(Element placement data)
>> Begin
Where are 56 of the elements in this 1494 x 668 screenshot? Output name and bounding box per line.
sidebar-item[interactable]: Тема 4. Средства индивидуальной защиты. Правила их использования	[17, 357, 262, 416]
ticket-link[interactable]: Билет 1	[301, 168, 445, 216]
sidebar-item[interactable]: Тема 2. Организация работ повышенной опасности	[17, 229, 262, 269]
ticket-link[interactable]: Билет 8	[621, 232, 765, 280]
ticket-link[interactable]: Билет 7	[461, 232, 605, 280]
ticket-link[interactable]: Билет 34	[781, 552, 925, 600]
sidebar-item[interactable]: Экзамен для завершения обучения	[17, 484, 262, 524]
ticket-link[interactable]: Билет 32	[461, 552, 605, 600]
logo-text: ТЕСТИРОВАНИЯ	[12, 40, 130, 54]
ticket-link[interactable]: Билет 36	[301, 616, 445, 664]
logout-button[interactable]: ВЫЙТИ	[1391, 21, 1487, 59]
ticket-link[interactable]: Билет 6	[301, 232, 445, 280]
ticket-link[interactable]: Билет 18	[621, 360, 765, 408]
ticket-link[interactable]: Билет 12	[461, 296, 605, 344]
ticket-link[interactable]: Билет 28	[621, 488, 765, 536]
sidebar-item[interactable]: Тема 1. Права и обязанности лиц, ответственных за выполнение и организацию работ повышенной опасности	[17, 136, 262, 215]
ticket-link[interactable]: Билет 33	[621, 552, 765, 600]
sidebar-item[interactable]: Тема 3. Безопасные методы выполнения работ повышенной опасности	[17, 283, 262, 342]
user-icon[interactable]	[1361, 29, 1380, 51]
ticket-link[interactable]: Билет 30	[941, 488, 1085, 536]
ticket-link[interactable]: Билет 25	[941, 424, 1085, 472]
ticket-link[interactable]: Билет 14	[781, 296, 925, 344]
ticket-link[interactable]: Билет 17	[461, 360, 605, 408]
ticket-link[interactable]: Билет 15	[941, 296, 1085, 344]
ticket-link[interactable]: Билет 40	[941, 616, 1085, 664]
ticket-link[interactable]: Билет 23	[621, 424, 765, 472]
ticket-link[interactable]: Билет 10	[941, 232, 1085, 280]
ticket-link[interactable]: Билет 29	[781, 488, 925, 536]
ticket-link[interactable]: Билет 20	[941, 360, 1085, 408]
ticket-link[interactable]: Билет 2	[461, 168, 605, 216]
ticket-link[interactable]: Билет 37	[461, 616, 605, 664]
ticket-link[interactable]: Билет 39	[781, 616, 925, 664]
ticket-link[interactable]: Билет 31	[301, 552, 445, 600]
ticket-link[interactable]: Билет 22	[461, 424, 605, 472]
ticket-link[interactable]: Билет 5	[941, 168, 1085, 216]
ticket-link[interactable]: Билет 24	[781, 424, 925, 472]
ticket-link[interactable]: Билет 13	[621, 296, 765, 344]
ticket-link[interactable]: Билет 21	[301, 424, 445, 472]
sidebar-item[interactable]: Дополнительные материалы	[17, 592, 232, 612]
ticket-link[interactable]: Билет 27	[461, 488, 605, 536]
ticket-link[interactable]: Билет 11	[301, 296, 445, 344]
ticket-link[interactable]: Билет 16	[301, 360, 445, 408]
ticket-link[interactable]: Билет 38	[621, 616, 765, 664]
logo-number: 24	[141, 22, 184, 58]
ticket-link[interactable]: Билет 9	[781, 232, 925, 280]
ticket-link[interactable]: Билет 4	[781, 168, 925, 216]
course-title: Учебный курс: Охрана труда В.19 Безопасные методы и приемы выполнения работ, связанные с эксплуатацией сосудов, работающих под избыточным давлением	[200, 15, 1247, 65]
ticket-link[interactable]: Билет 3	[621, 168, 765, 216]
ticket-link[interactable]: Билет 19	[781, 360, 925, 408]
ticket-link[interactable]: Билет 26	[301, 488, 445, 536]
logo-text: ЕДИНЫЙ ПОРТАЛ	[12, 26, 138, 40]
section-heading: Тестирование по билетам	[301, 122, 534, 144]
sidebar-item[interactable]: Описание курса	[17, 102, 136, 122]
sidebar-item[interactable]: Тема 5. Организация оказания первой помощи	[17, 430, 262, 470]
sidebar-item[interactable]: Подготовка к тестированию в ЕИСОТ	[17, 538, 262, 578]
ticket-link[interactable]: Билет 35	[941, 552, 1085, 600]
>> End
» Instruction
Change each "sidebar-item" in the material to "nav-item", then write out all the lines again with nothing else altered.

» Answer in full
Where are 56 of the elements in this 1494 x 668 screenshot? Output name and bounding box per line.
nav-item[interactable]: Тема 4. Средства индивидуальной защиты. Правила их использования	[17, 357, 262, 416]
ticket-link[interactable]: Билет 1	[301, 168, 445, 216]
nav-item[interactable]: Тема 2. Организация работ повышенной опасности	[17, 229, 262, 269]
ticket-link[interactable]: Билет 8	[621, 232, 765, 280]
ticket-link[interactable]: Билет 7	[461, 232, 605, 280]
ticket-link[interactable]: Билет 34	[781, 552, 925, 600]
nav-item[interactable]: Экзамен для завершения обучения	[17, 484, 262, 524]
ticket-link[interactable]: Билет 32	[461, 552, 605, 600]
logo-text: ТЕСТИРОВАНИЯ	[12, 40, 130, 54]
ticket-link[interactable]: Билет 36	[301, 616, 445, 664]
logout-button[interactable]: ВЫЙТИ	[1391, 21, 1487, 59]
ticket-link[interactable]: Билет 6	[301, 232, 445, 280]
ticket-link[interactable]: Билет 18	[621, 360, 765, 408]
ticket-link[interactable]: Билет 12	[461, 296, 605, 344]
ticket-link[interactable]: Билет 28	[621, 488, 765, 536]
nav-item[interactable]: Тема 1. Права и обязанности лиц, ответственных за выполнение и организацию работ повышенной опасности	[17, 136, 262, 215]
ticket-link[interactable]: Билет 33	[621, 552, 765, 600]
nav-item[interactable]: Тема 3. Безопасные методы выполнения работ повышенной опасности	[17, 283, 262, 342]
user-icon[interactable]	[1361, 29, 1380, 51]
ticket-link[interactable]: Билет 30	[941, 488, 1085, 536]
ticket-link[interactable]: Билет 25	[941, 424, 1085, 472]
ticket-link[interactable]: Билет 14	[781, 296, 925, 344]
ticket-link[interactable]: Билет 17	[461, 360, 605, 408]
ticket-link[interactable]: Билет 15	[941, 296, 1085, 344]
ticket-link[interactable]: Билет 40	[941, 616, 1085, 664]
ticket-link[interactable]: Билет 23	[621, 424, 765, 472]
ticket-link[interactable]: Билет 10	[941, 232, 1085, 280]
ticket-link[interactable]: Билет 29	[781, 488, 925, 536]
ticket-link[interactable]: Билет 20	[941, 360, 1085, 408]
ticket-link[interactable]: Билет 2	[461, 168, 605, 216]
ticket-link[interactable]: Билет 37	[461, 616, 605, 664]
ticket-link[interactable]: Билет 39	[781, 616, 925, 664]
ticket-link[interactable]: Билет 31	[301, 552, 445, 600]
ticket-link[interactable]: Билет 22	[461, 424, 605, 472]
ticket-link[interactable]: Билет 5	[941, 168, 1085, 216]
ticket-link[interactable]: Билет 24	[781, 424, 925, 472]
ticket-link[interactable]: Билет 13	[621, 296, 765, 344]
ticket-link[interactable]: Билет 21	[301, 424, 445, 472]
nav-item[interactable]: Дополнительные материалы	[17, 592, 232, 612]
ticket-link[interactable]: Билет 27	[461, 488, 605, 536]
ticket-link[interactable]: Билет 11	[301, 296, 445, 344]
ticket-link[interactable]: Билет 16	[301, 360, 445, 408]
ticket-link[interactable]: Билет 38	[621, 616, 765, 664]
logo-number: 24	[141, 22, 184, 58]
ticket-link[interactable]: Билет 9	[781, 232, 925, 280]
ticket-link[interactable]: Билет 4	[781, 168, 925, 216]
course-title: Учебный курс: Охрана труда В.19 Безопасные методы и приемы выполнения работ, связанные с эксплуатацией сосудов, работающих под избыточным давлением	[200, 15, 1247, 65]
ticket-link[interactable]: Билет 3	[621, 168, 765, 216]
ticket-link[interactable]: Билет 19	[781, 360, 925, 408]
ticket-link[interactable]: Билет 26	[301, 488, 445, 536]
logo-text: ЕДИНЫЙ ПОРТАЛ	[12, 26, 138, 40]
section-heading: Тестирование по билетам	[301, 122, 534, 144]
nav-item[interactable]: Описание курса	[17, 102, 136, 122]
nav-item[interactable]: Тема 5. Организация оказания первой помощи	[17, 430, 262, 470]
nav-item[interactable]: Подготовка к тестированию в ЕИСОТ	[17, 538, 262, 578]
ticket-link[interactable]: Билет 35	[941, 552, 1085, 600]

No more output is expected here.